• [Short exercise]: Reproduce the records exactly.

• [Recorded data]:
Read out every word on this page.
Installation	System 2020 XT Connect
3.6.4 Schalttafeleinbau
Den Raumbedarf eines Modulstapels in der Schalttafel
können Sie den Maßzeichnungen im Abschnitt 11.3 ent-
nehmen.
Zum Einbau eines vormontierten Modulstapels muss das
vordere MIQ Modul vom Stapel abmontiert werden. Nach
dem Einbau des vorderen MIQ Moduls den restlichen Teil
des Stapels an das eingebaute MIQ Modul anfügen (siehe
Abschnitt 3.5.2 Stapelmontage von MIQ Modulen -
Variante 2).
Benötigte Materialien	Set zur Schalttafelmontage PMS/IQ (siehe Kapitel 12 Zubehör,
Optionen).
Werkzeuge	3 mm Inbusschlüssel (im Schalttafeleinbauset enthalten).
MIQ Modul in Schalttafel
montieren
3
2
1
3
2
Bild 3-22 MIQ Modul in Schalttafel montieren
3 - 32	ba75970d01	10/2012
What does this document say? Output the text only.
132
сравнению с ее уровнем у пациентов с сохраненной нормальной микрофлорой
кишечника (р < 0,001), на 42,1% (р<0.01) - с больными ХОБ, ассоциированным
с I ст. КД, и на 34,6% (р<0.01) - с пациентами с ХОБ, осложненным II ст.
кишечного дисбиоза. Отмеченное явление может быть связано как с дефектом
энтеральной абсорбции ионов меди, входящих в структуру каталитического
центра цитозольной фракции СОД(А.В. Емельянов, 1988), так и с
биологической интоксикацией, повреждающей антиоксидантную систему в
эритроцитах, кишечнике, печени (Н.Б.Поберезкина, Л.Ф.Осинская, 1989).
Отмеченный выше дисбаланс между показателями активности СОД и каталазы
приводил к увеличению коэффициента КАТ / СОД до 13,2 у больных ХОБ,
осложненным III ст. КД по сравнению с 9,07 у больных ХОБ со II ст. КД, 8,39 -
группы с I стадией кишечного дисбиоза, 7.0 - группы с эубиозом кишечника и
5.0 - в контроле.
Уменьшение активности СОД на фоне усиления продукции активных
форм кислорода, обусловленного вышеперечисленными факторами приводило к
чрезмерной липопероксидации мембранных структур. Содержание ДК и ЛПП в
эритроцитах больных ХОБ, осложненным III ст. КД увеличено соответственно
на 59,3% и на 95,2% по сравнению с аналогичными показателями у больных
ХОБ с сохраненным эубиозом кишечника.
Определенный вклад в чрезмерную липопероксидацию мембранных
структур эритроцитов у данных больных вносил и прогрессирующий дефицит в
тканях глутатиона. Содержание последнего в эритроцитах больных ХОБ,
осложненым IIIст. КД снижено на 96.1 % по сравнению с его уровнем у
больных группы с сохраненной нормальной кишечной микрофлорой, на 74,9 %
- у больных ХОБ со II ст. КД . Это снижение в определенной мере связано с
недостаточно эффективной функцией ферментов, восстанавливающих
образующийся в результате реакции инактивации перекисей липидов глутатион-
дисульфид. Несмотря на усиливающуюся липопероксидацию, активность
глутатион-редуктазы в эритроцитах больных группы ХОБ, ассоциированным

• [Exercise output]:
Read out every word on this page.
Installation	System 2020 XT Connect
3.6.4 Schalttafeleinbau
Den Raumbedarf eines Modulstapels in der Schalttafel
können Sie den Maßzeichnungen im Abschnitt 11.3 ent-
nehmen.
Zum Einbau eines vormontierten Modulstapels muss das
vordere MIQ Modul vom Stapel abmontiert werden. Nach
dem Einbau des vorderen MIQ Moduls den restlichen Teil
des Stapels an das eingebaute MIQ Modul anfügen (siehe
Abschnitt 3.5.2 Stapelmontage von MIQ Modulen -
Variante 2).
Benötigte Materialien	Set zur Schalttafelmontage PMS/IQ (siehe Kapitel 12 Zubehör,
Optionen).
Werkzeuge	3 mm Inbusschlüssel (im Schalttafeleinbauset enthalten).
MIQ Modul in Schalttafel
montieren
3
2
1
3
2
Bild 3-22 MIQ Modul in Schalttafel montieren
3 - 32	ba75970d01	10/2012
What does this document say? Output the text only.
132
сравнению с ее уровнем у пациентов с сохраненной нормальной микрофлорой
кишечника (р < 0,001), на 42,1% (р<0.01) - с больными ХОБ, ассоциированным
с I ст. КД, и на 34,6% (р<0.01) - с пациентами с ХОБ, осложненным II ст.
кишечного дисбиоза. Отмеченное явление может быть связано как с дефектом
энтеральной абсорбции ионов меди, входящих в структуру каталитического
центра цитозольной фракции СОД(А.В. Емельянов, 1988), так и с
биологической интоксикацией, повреждающей антиоксидантную систему в
эритроцитах, кишечнике, печени (Н.Б.Поберезкина, Л.Ф.Осинская, 1989).
Отмеченный выше дисбаланс между показателями активности СОД и каталазы
приводил к увеличению коэффициента КАТ / СОД до 13,2 у больных ХОБ,
осложненным III ст. КД по сравнению с 9,07 у больных ХОБ со II ст. КД, 8,39 -
группы с I стадией кишечного дисбиоза, 7.0 - группы с эубиозом кишечника и
5.0 - в контроле.
Уменьшение активности СОД на фоне усиления продукции активных
форм кислорода, обусловленного вышеперечисленными факторами приводило к
чрезмерной липопероксидации мембранных структур. Содержание ДК и ЛПП в
эритроцитах больных ХОБ, осложненным III ст. КД увеличено соответственно
на 59,3% и на 95,2% по сравнению с аналогичными показателями у больных
ХОБ с сохраненным эубиозом кишечника.
Определенный вклад в чрезмерную липопероксидацию мембранных
структур эритроцитов у данных больных вносил и прогрессирующий дефицит в
тканях глутатиона. Содержание последнего в эритроцитах больных ХОБ,
осложненым IIIст. КД снижено на 96.1 % по сравнению с его уровнем у
больных группы с сохраненной нормальной кишечной микрофлорой, на 74,9 %
- у больных ХОБ со II ст. КД . Это снижение в определенной мере связано с
недостаточно эффективной функцией ферментов, восстанавливающих
образующийся в результате реакции инактивации перекисей липидов глутатион-
дисульфид. Несмотря на усиливающуюся липопероксидацию, активность
глутатион-редуктазы в эритроцитах больных группы ХОБ, ассоциированным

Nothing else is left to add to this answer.